String functions can be useful in early boot, but using instrumented
versions can be problematic: eg on x86, some of the early boot code is
executing out of an identity mapping rather than the kernel virtual
addresses. Accessing any global variables at this point will lead to a
crash.

Tracing and KCOV are already disabled, and CONFIG_AMD_MEM_ENCRYPT will
additionally disable KASAN and stack protector.

Additionally disable GCOV, UBSAN, KCSAN, STACKLEAK_PLUGIN and branch
profiling, and make it unconditional to allow safe use of string
functions.

Signed-off-by: Arvind Sankar <nived...@alum.mit.edu>
---
 lib/Makefile | 11 +++++++----
 1 file changed, 7 insertions(+), 4 deletions(-)

diff --git a/lib/Makefile b/lib/Makefile
index a4a4c6864f51..5e421769bbc6 100644
--- a/lib/Makefile
+++ b/lib/Makefile
@@ -8,7 +8,6 @@ ccflags-remove-$(CONFIG_FUNCTION_TRACER) += $(CC_FLAGS_FTRACE)

ENTRIES PROVIDED:

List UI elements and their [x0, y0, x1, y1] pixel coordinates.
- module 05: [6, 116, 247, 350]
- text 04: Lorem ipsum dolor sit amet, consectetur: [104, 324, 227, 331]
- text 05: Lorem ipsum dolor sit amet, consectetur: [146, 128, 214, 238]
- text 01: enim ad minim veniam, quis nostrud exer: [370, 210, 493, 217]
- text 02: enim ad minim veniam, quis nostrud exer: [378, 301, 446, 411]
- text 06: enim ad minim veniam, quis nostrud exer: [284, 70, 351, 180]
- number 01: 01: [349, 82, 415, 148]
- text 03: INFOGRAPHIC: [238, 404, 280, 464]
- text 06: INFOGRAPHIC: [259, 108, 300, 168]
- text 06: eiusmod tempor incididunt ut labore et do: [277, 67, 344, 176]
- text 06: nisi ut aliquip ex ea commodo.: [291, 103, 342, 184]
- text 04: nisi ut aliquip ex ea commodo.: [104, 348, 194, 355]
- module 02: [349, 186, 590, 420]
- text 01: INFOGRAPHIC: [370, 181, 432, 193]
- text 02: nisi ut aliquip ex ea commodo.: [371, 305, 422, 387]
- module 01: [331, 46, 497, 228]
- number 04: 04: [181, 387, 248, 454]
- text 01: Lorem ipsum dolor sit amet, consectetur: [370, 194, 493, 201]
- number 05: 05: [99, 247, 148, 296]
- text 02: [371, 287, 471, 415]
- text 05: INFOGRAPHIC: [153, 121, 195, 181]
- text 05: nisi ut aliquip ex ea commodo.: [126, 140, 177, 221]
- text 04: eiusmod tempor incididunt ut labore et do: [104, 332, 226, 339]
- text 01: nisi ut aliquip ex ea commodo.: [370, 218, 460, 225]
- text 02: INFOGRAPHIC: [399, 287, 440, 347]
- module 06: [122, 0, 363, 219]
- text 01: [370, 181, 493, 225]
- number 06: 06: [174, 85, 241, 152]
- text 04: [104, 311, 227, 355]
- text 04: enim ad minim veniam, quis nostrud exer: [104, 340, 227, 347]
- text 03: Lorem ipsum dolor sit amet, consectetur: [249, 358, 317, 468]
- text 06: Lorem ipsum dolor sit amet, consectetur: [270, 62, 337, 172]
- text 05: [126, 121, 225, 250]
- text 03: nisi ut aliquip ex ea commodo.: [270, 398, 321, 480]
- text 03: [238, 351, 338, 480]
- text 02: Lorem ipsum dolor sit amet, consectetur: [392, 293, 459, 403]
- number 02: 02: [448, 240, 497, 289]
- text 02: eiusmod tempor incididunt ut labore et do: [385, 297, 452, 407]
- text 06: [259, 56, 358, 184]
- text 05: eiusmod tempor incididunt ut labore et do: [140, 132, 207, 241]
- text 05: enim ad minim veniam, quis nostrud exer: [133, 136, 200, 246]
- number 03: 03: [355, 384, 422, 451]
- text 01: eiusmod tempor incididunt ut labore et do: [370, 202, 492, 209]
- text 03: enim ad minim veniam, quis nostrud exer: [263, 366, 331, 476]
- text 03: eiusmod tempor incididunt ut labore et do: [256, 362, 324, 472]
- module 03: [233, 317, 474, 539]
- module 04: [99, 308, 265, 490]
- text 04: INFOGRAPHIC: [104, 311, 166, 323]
--
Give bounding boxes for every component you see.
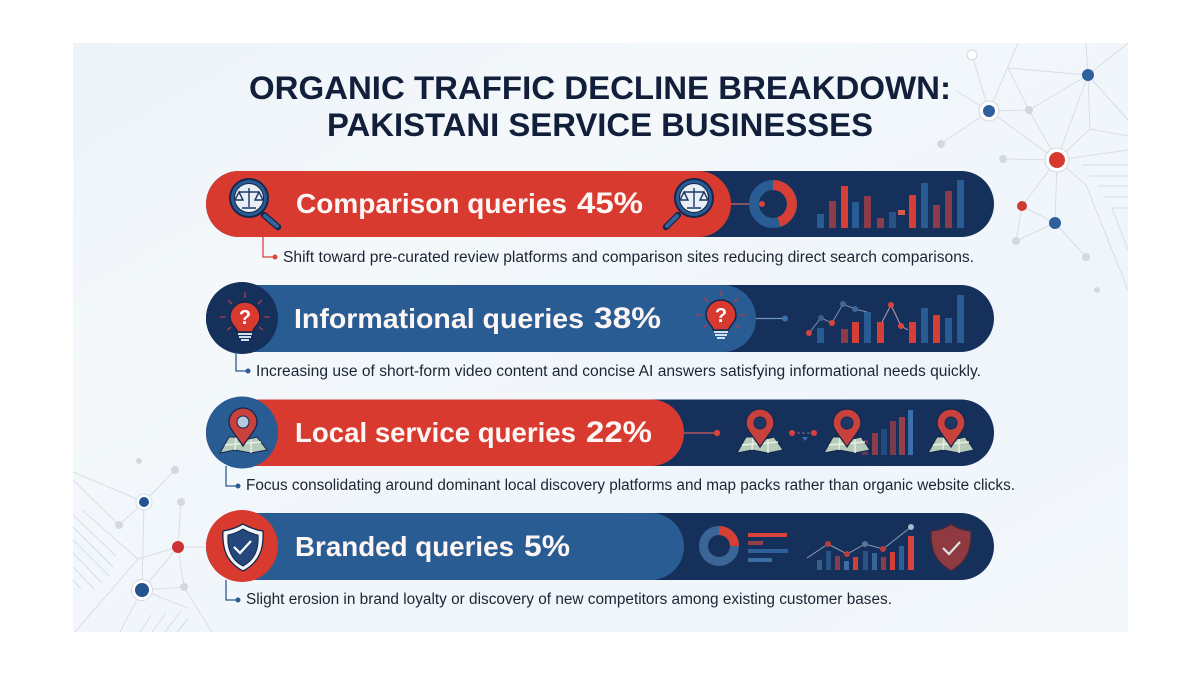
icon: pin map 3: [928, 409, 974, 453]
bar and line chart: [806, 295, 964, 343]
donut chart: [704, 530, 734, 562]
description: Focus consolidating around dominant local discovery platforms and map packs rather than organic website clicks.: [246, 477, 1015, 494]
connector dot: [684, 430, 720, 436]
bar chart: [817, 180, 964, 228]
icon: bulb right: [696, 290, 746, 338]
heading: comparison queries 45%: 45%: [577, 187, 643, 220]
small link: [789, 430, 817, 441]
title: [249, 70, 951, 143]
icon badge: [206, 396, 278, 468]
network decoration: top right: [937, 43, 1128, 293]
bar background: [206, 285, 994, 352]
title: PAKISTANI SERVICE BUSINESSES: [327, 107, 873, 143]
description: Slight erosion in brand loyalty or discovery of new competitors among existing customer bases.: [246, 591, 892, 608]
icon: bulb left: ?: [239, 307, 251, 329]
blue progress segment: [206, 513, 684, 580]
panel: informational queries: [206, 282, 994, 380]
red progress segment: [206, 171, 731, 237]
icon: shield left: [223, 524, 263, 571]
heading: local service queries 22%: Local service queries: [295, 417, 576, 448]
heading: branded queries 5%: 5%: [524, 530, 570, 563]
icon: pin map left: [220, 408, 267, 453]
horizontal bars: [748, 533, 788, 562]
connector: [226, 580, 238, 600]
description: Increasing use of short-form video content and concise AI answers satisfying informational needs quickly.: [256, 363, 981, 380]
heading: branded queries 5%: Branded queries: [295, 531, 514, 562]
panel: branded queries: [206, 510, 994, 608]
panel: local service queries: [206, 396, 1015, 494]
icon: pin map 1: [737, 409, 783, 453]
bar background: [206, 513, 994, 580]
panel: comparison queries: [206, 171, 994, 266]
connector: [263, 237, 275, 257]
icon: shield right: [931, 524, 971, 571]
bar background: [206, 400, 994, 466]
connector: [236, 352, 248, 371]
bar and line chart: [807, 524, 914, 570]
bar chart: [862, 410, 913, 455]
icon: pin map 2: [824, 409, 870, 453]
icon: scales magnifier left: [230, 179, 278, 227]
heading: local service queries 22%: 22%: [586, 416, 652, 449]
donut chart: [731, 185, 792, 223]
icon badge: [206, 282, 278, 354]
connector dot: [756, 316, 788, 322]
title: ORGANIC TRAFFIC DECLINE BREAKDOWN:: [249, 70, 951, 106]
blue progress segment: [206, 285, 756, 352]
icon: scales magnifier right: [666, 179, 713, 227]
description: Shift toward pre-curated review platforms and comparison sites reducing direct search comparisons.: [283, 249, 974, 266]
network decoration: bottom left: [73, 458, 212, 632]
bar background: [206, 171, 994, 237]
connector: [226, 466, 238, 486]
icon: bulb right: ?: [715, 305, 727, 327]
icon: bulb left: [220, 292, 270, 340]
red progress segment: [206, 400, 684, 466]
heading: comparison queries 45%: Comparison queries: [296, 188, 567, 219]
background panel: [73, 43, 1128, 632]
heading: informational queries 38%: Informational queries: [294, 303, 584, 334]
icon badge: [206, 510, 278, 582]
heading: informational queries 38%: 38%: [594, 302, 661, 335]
==
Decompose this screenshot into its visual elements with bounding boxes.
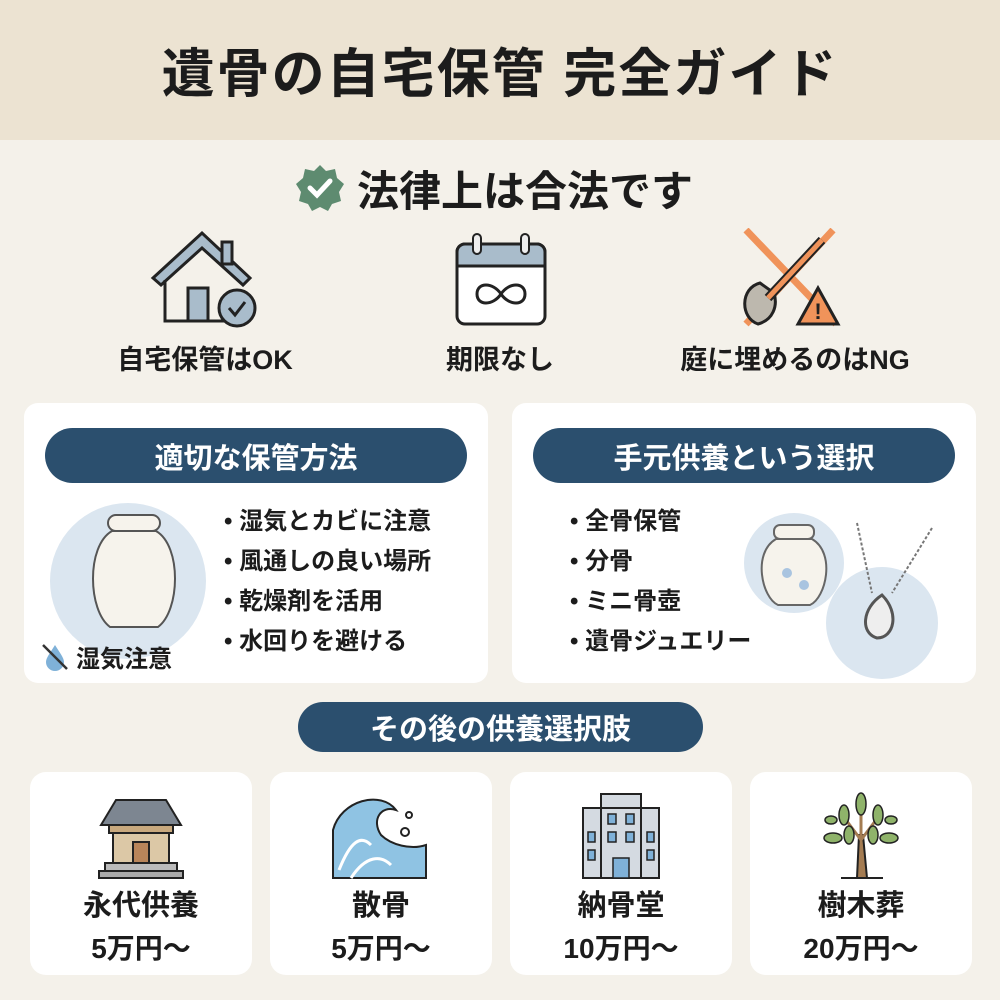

GOAL:
In the patch description, which configuration option is said to additionally disable KASAN and stack protector?

TASK ANSWER:
CONFIG_AMD_MEM_ENCRYPT